* TASK MATERIAL *
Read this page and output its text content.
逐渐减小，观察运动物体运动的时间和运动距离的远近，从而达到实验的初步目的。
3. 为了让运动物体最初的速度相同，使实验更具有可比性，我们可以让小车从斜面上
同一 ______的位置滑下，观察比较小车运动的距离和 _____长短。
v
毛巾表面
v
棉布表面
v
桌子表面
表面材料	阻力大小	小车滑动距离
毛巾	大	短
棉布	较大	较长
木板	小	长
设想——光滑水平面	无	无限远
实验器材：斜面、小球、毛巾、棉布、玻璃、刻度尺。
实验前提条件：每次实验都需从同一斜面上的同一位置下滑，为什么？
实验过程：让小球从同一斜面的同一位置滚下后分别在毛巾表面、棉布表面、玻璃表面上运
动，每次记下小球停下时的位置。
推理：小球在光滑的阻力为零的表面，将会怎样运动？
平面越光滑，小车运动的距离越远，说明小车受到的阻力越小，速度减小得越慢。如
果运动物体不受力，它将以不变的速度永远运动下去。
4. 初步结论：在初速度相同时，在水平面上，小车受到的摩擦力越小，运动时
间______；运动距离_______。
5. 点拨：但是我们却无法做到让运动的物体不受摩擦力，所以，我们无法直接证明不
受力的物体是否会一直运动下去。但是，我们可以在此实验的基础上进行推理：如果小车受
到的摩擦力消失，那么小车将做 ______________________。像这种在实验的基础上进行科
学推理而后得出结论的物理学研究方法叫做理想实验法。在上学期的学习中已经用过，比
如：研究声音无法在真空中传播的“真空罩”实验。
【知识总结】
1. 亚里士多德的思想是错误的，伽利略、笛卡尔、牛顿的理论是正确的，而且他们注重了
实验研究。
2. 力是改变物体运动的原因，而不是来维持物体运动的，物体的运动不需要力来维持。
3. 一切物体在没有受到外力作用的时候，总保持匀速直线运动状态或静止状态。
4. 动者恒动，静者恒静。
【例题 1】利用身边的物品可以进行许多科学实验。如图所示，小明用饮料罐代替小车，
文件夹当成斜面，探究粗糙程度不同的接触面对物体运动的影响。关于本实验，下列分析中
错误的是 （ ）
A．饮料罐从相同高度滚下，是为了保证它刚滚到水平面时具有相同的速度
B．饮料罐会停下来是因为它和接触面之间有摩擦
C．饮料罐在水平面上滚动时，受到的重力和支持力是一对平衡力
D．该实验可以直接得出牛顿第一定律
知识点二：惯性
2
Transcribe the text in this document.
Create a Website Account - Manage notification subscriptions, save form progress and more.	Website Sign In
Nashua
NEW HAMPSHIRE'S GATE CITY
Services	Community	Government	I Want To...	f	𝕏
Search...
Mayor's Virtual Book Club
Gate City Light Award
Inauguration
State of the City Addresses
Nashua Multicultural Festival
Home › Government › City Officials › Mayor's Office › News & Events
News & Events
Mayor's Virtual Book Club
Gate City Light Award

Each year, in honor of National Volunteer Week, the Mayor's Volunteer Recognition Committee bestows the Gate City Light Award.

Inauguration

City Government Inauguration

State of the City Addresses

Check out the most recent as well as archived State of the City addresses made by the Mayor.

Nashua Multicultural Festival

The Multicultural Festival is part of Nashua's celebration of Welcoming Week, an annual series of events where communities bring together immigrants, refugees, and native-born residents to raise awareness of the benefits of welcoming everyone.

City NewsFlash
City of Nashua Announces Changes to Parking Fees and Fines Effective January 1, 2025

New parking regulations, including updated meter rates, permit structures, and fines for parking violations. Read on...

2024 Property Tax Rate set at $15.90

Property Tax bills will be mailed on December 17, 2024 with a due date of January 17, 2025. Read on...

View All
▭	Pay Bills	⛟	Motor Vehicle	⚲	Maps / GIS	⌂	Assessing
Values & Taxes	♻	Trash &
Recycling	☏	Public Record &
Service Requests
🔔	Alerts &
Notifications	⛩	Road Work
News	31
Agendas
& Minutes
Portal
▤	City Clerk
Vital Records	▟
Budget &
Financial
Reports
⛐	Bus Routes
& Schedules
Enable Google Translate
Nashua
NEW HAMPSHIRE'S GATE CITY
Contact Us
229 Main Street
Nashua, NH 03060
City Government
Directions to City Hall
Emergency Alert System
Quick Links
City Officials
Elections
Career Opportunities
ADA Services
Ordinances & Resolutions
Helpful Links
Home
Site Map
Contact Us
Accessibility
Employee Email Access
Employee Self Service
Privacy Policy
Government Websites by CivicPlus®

* STATED PROBLEM *
Take every line from the one containing "Transcribe the text in this document." to the end of the listing and output it exactly, with nothing else.

* COMPLETED TASK *
Transcribe the text in this document.
Create a Website Account - Manage notification subscriptions, save form progress and more.	Website Sign In
Nashua
NEW HAMPSHIRE'S GATE CITY
Services	Community	Government	I Want To...	f	𝕏
Search...
Mayor's Virtual Book Club
Gate City Light Award
Inauguration
State of the City Addresses
Nashua Multicultural Festival
Home › Government › City Officials › Mayor's Office › News & Events
News & Events
Mayor's Virtual Book Club
Gate City Light Award

Each year, in honor of National Volunteer Week, the Mayor's Volunteer Recognition Committee bestows the Gate City Light Award.

Inauguration

City Government Inauguration

State of the City Addresses

Check out the most recent as well as archived State of the City addresses made by the Mayor.

Nashua Multicultural Festival

The Multicultural Festival is part of Nashua's celebration of Welcoming Week, an annual series of events where communities bring together immigrants, refugees, and native-born residents to raise awareness of the benefits of welcoming everyone.

City NewsFlash
City of Nashua Announces Changes to Parking Fees and Fines Effective January 1, 2025

New parking regulations, including updated meter rates, permit structures, and fines for parking violations. Read on...

2024 Property Tax Rate set at $15.90

Property Tax bills will be mailed on December 17, 2024 with a due date of January 17, 2025. Read on...

View All
▭	Pay Bills	⛟	Motor Vehicle	⚲	Maps / GIS	⌂	Assessing
Values & Taxes	♻	Trash &
Recycling	☏	Public Record &
Service Requests
🔔	Alerts &
Notifications	⛩	Road Work
News	31
Agendas
& Minutes
Portal
▤	City Clerk
Vital Records	▟
Budget &
Financial
Reports
⛐	Bus Routes
& Schedules
Enable Google Translate
Nashua
NEW HAMPSHIRE'S GATE CITY
Contact Us
229 Main Street
Nashua, NH 03060
City Government
Directions to City Hall
Emergency Alert System
Quick Links
City Officials
Elections
Career Opportunities
ADA Services
Ordinances & Resolutions
Helpful Links
Home
Site Map
Contact Us
Accessibility
Employee Email Access
Employee Self Service
Privacy Policy
Government Websites by CivicPlus®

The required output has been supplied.